(Dataset records on visual material)
## START

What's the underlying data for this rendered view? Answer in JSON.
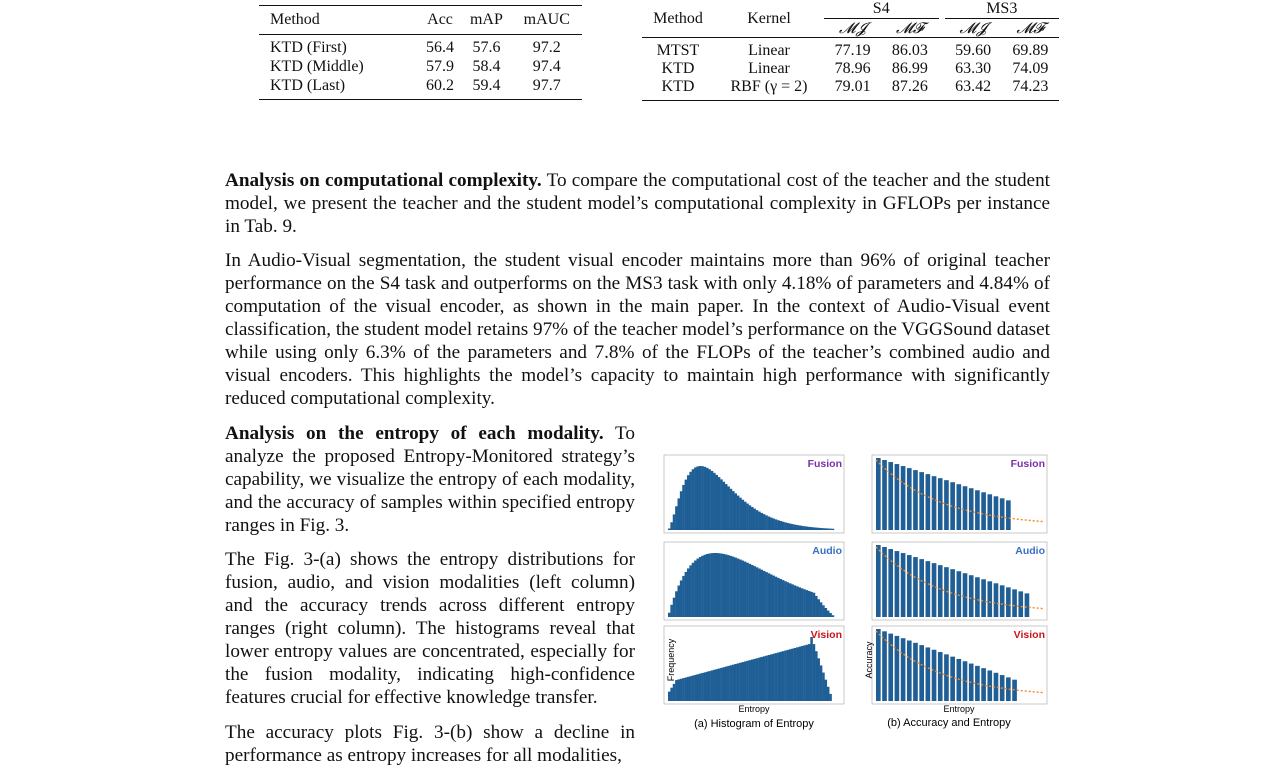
{
  "table_left": {
    "headers": [
      "Method",
      "Acc",
      "mAP",
      "mAUC"
    ],
    "rows": [
      [
        "KTD (First)",
        "56.4",
        "57.6",
        "97.2"
      ],
      [
        "KTD (Middle)",
        "57.9",
        "58.4",
        "97.4"
      ],
      [
        "KTD (Last)",
        "60.2",
        "59.4",
        "97.7"
      ]
    ]
  },
  "table_right": {
    "h_method": "Method",
    "h_kernel": "Kernel",
    "group1": "S4",
    "group2": "MS3",
    "sub_j": "𝓜𝓙",
    "sub_f": "𝓜𝓕",
    "rows": [
      [
        "MTST",
        "Linear",
        "77.19",
        "86.03",
        "59.60",
        "69.89"
      ],
      [
        "KTD",
        "Linear",
        "78.96",
        "86.99",
        "63.30",
        "74.09"
      ],
      [
        "KTD",
        "RBF (γ = 2)",
        "79.01",
        "87.26",
        "63.42",
        "74.23"
      ]
    ]
  },
  "para1": {
    "heading": "Analysis on computational complexity.",
    "body": " To compare the computational cost of the teacher and the student model, we present the teacher and the student model’s computational complexity in GFLOPs per instance in Tab. 9."
  },
  "para2": "In Audio-Visual segmentation, the student visual encoder maintains more than 96% of original teacher performance on the S4 task and outperforms on the MS3 task with only 4.18% of parameters and 4.84% of computation of the visual encoder, as shown in the main paper.  In the context of Audio-Visual event classification, the student model retains 97% of the teacher model’s performance on the VGGSound dataset while using only 6.3% of the parameters and 7.8% of the FLOPs of the teacher’s combined audio and visual encoders. This highlights the model’s capacity to maintain high performance with significantly reduced computational complexity.",
  "para3": {
    "heading": "Analysis on the entropy of each modality.",
    "body": " To analyze the proposed Entropy-Monitored strategy’s capability, we visualize the entropy of each modality, and the accuracy of samples within specified entropy ranges in Fig. 3."
  },
  "para4": "The Fig. 3-(a) shows the entropy distributions for fusion, audio, and vision modalities (left column) and the accuracy trends across different entropy ranges (right column). The histograms reveal that lower entropy values are concentrated, especially for the fusion modality, indicating high-confidence features crucial for effective knowledge transfer.",
  "para5": "The accuracy plots Fig. 3-(b) show a decline in performance as entropy increases for all modalities,",
  "figure": {
    "labels": [
      "Fusion",
      "Audio",
      "Vision"
    ],
    "label_colors": [
      "#7b2fa8",
      "#3a6fc4",
      "#c8161d"
    ],
    "bar_color": "#1f5f96",
    "trend_color": "#f08a2a",
    "x_label": "Entropy",
    "hist_y_label": "Frequency",
    "acc_y_label": "Accuracy",
    "caption_a": "(a) Histogram of Entropy",
    "caption_b": "(b) Accuracy and Entropy"
  }
}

## END

**Work to be completed:** Locate all lines that include the word "modalities" and copy them out.

**Correct output:**
  "para4": "The Fig. 3-(a) shows the entropy distributions for fusion, audio, and vision modalities (left column) and the accuracy trends across different entropy ranges (right column). The histograms reveal that lower entropy values are concentrated, especially for the fusion modality, indicating high-confidence features crucial for effective knowledge transfer.",
  "para5": "The accuracy plots Fig. 3-(b) show a decline in performance as entropy increases for all modalities,",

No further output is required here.